→ Document segment:
----------------
# Hyatt Windward Pointe Views



## TravelTime (Jun 18, 2019)

I am thinking of purchasing a Hyatt Windward Pointe unit to use every few years and rent out the rest of the time as well as internally exchange with other Hyatts. Which units have the best ocean views? Can you post photos if possible?I am learning toward a top floor unit with a rounded balcony but there are only a few of these. So if I can't find that, what would be next best?


----------



## jhac007 (Jun 18, 2019)

You can see for your self which units have the best view:

http://www.bywindkal.com/_images/Windward_Pointe_Layout.jpg

Best wishes on getting one of those princess units!


----------



## TravelTime (Jun 19, 2019)

jhac007 said:


> You can see for your self which units have the best view:
> 
> http://www.bywindkal.com/_images/Windward_Pointe_Layout.jpg
> 
> Best wishes on getting one of those princess units!



Thank you. I have the resort map and by looking, I think B1, B6 and B7 are best. Higher floor is better. There are a bunch available but some are lower floor with what may be a partially obstructed view.

Does anyone know which unit numbers have an unobstructed ocean view?


----------



## jhac007 (Jun 19, 2019)

I agree, however that princess unit in bldg. 8 (5834) has to be a gem, if it can be had!


----------



## bdh (Jun 19, 2019)
----------------
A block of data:
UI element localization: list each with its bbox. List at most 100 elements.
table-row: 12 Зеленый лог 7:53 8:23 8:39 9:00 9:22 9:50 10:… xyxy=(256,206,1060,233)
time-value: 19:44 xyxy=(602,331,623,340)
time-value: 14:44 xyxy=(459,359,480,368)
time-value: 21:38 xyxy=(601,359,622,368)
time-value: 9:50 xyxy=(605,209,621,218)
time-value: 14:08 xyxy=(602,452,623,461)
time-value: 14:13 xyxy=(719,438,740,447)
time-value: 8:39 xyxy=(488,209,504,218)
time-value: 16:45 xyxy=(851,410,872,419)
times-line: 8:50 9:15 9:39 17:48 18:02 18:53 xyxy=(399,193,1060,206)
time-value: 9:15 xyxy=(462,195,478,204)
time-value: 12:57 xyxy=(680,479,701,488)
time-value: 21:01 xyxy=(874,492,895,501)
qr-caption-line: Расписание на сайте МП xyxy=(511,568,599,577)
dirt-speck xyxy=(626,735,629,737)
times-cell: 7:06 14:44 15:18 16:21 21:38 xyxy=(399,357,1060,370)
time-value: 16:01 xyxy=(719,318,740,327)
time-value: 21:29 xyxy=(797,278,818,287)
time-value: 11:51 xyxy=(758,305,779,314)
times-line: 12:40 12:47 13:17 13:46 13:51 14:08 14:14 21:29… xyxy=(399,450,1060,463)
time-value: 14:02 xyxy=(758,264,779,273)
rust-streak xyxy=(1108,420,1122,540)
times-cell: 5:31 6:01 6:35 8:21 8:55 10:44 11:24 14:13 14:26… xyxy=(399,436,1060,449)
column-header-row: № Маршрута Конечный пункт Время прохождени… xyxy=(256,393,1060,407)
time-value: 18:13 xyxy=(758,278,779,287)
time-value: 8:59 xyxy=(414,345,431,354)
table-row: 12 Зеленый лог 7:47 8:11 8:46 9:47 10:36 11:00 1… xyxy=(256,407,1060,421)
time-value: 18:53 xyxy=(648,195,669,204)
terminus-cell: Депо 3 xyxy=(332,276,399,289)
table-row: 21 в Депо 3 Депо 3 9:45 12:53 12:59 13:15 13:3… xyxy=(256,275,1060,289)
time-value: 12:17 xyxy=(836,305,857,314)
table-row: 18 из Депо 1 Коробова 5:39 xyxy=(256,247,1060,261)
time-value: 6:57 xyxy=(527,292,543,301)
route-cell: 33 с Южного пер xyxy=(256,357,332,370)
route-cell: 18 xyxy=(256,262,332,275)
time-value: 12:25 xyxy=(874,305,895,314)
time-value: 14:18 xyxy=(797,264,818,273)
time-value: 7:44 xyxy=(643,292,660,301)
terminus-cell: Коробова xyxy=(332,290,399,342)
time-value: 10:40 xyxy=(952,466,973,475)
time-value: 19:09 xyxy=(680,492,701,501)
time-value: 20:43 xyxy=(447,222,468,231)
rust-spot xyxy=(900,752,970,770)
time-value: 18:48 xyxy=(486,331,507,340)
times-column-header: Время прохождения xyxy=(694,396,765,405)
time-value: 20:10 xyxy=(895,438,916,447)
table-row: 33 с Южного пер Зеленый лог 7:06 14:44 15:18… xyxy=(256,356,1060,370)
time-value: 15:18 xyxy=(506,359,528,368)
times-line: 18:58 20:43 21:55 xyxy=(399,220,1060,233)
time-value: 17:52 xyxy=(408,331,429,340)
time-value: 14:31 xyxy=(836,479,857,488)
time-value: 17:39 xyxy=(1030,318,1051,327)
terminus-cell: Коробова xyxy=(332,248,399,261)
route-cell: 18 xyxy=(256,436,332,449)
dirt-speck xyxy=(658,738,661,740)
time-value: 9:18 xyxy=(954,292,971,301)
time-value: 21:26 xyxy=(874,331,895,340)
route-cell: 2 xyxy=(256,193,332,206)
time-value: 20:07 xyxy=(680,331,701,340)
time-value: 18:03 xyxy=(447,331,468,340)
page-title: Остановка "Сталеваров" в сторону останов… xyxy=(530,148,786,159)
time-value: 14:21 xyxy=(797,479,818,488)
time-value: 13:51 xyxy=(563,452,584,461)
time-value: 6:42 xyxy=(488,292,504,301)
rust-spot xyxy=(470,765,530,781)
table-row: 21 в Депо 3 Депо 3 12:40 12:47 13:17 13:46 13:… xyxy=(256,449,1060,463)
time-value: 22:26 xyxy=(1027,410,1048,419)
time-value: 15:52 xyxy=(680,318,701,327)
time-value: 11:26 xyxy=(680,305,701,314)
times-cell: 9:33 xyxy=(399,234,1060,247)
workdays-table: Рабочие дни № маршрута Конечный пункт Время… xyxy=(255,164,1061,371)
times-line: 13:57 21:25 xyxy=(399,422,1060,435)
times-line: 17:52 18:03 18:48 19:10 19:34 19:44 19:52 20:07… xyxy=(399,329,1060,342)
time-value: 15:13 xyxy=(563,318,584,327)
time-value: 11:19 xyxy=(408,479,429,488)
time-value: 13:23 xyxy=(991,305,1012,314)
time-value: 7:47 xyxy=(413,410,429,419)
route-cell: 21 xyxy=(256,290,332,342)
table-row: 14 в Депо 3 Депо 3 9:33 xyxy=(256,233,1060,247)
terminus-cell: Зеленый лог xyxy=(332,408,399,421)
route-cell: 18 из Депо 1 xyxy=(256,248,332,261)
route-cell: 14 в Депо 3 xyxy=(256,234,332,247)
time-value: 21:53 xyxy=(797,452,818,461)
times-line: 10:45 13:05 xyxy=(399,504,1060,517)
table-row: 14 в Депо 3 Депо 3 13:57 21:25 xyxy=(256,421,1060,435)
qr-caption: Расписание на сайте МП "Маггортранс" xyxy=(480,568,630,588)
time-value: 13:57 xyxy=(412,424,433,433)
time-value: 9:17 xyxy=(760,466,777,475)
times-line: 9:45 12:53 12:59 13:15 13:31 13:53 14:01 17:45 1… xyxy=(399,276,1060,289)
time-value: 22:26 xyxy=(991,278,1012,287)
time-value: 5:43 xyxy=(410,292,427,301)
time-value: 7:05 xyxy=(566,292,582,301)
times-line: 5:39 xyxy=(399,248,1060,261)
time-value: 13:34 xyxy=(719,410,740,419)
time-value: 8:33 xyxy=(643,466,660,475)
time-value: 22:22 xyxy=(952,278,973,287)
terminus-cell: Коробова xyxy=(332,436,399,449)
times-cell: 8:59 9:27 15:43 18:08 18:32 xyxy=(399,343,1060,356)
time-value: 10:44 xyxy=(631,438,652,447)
----------------
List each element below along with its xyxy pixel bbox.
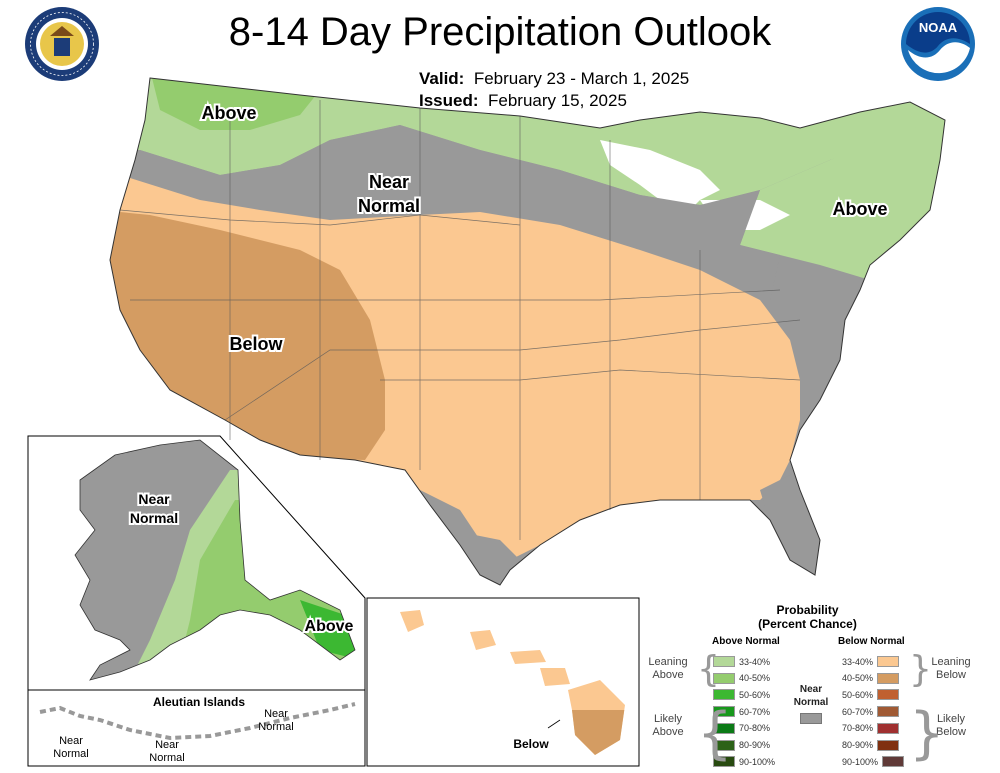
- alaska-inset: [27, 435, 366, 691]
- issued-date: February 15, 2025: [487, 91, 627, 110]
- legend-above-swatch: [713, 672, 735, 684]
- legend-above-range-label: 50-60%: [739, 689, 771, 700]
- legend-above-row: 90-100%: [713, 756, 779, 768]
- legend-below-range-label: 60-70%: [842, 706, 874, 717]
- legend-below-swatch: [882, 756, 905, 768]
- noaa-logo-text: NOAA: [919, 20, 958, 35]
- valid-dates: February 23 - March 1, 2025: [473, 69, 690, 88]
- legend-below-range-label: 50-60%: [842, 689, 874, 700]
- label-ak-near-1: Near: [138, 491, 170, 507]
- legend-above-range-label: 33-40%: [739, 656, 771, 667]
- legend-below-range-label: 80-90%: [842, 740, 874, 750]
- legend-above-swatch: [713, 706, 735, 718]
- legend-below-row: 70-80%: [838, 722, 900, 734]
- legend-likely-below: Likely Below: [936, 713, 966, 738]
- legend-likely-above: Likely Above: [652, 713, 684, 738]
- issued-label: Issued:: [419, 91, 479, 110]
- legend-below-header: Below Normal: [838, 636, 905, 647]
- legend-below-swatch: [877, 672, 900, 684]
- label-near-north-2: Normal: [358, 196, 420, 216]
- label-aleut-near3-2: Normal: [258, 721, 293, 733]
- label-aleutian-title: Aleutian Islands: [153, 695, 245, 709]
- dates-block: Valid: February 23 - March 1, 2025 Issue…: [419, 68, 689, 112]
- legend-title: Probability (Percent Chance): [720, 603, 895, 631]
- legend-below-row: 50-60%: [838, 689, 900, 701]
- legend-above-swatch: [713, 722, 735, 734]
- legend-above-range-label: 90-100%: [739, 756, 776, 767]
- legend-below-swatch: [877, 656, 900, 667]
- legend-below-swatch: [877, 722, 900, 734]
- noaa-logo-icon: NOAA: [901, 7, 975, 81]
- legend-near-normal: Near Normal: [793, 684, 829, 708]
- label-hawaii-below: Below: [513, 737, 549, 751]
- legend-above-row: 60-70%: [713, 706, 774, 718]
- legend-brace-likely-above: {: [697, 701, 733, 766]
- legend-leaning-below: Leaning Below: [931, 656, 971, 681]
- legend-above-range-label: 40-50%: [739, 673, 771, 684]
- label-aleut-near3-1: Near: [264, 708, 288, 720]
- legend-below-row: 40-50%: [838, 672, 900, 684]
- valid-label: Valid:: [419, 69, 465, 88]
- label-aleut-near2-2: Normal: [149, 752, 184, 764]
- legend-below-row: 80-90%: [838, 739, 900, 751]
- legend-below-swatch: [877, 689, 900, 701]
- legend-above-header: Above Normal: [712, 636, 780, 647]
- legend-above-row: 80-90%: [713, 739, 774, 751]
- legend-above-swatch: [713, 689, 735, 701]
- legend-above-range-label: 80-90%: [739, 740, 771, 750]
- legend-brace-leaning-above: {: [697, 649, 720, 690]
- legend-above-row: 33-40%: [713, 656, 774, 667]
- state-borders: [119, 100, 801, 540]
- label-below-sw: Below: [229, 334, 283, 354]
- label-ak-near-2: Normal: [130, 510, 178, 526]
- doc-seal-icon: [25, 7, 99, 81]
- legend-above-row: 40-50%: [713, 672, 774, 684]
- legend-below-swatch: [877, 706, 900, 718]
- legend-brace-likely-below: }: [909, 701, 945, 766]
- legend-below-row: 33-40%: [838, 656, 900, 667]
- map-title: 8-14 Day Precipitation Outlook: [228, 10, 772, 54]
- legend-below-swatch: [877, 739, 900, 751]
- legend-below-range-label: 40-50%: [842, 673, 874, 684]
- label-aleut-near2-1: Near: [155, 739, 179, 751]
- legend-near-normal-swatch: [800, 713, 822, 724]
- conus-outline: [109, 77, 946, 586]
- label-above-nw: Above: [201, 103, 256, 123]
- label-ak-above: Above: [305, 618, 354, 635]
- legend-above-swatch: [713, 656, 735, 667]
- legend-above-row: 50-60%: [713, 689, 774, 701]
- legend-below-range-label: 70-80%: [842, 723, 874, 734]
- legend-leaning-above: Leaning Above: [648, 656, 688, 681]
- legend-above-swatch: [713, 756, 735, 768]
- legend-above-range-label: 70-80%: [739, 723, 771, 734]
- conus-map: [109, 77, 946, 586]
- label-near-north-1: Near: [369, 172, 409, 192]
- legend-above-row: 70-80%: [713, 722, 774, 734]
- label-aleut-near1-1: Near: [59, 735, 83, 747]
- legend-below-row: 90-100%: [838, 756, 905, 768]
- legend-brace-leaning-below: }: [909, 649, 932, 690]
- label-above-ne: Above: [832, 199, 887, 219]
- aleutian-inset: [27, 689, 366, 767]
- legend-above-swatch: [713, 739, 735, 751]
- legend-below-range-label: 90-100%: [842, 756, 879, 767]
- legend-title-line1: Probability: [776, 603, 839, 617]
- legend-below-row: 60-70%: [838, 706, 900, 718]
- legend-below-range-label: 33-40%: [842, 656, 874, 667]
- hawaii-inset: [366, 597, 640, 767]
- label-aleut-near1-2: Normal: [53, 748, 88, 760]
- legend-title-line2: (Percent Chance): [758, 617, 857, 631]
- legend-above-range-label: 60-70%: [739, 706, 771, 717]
----------------
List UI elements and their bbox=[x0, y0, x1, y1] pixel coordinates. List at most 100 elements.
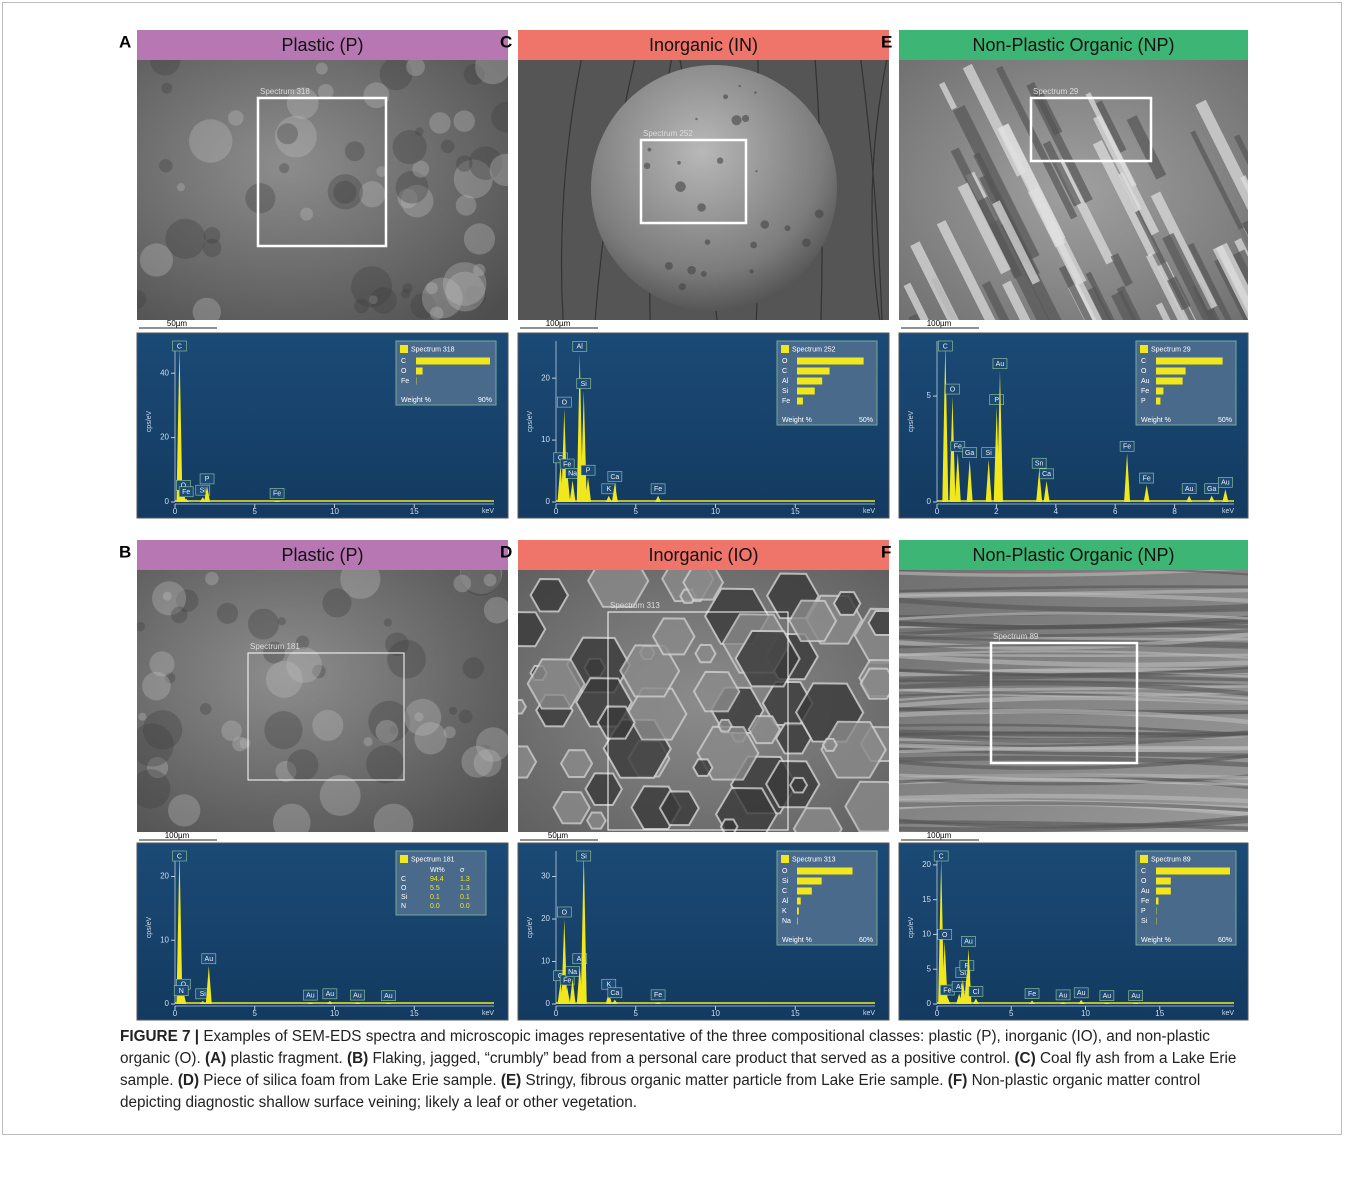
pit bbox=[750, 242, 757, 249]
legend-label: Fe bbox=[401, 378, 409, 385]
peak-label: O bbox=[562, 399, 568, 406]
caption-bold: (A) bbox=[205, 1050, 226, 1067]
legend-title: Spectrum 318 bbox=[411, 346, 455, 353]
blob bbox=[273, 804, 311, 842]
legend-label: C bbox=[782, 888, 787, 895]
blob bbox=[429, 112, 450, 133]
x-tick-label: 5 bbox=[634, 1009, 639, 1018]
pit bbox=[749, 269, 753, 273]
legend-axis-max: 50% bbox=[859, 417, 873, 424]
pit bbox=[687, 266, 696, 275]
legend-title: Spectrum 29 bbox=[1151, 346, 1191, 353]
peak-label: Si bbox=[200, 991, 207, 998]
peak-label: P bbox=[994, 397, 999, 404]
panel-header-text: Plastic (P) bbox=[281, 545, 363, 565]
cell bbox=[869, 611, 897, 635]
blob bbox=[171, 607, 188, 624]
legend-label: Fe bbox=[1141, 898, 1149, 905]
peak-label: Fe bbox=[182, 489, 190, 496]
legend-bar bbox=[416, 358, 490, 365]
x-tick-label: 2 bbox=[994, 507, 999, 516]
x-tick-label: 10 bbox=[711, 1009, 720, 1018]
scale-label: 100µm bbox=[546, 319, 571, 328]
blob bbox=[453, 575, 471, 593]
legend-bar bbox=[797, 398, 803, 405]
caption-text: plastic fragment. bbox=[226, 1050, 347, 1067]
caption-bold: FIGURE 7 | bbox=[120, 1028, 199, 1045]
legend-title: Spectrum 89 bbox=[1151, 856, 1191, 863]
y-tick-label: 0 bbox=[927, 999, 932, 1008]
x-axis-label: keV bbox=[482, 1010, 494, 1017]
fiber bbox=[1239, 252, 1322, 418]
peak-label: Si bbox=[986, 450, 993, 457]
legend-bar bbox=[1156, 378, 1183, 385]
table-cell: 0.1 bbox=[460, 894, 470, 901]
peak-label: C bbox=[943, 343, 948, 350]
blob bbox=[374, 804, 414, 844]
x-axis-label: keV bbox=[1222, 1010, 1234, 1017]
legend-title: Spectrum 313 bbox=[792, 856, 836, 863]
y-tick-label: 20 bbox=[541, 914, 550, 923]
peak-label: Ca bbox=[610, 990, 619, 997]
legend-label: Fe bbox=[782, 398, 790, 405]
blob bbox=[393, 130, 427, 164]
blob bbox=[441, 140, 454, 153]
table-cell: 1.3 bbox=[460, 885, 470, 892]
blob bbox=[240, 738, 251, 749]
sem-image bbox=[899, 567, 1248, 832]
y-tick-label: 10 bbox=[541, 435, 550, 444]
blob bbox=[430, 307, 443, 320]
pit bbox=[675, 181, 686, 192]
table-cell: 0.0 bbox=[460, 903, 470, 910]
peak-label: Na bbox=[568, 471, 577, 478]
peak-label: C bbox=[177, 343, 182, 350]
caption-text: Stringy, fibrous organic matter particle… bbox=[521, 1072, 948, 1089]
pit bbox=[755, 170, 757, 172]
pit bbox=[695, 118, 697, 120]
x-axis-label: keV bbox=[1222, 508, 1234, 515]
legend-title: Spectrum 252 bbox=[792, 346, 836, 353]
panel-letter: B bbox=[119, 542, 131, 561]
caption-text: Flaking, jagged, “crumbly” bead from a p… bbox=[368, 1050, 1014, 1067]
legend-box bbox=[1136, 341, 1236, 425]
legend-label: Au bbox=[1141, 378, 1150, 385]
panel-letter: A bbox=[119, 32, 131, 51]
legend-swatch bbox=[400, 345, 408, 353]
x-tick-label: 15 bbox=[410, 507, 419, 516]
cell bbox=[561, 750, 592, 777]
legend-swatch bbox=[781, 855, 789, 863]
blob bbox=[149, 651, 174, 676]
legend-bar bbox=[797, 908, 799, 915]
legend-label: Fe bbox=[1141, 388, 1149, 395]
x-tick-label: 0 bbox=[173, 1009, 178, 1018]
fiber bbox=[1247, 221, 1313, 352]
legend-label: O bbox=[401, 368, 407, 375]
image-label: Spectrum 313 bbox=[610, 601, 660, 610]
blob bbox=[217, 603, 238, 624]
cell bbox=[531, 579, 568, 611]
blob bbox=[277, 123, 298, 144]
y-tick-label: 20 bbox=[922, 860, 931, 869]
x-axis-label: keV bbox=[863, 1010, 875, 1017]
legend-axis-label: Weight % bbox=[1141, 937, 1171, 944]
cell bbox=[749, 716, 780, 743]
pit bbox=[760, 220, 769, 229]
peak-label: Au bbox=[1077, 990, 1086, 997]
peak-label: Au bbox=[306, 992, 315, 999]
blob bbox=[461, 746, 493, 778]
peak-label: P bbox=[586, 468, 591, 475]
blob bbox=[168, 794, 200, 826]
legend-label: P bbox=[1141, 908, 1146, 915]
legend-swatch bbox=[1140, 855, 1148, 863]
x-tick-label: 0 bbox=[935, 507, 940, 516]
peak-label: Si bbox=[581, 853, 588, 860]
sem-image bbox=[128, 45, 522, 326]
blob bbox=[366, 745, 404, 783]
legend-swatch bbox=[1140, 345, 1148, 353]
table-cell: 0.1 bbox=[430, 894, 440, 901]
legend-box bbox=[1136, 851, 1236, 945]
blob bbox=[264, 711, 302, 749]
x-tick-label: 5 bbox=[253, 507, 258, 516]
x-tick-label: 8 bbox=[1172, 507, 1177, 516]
----------------
List every unit designation that appears in the Hyatt Windward Pointe views thread.

→ Answer for the task: B1, B6, B7, 5834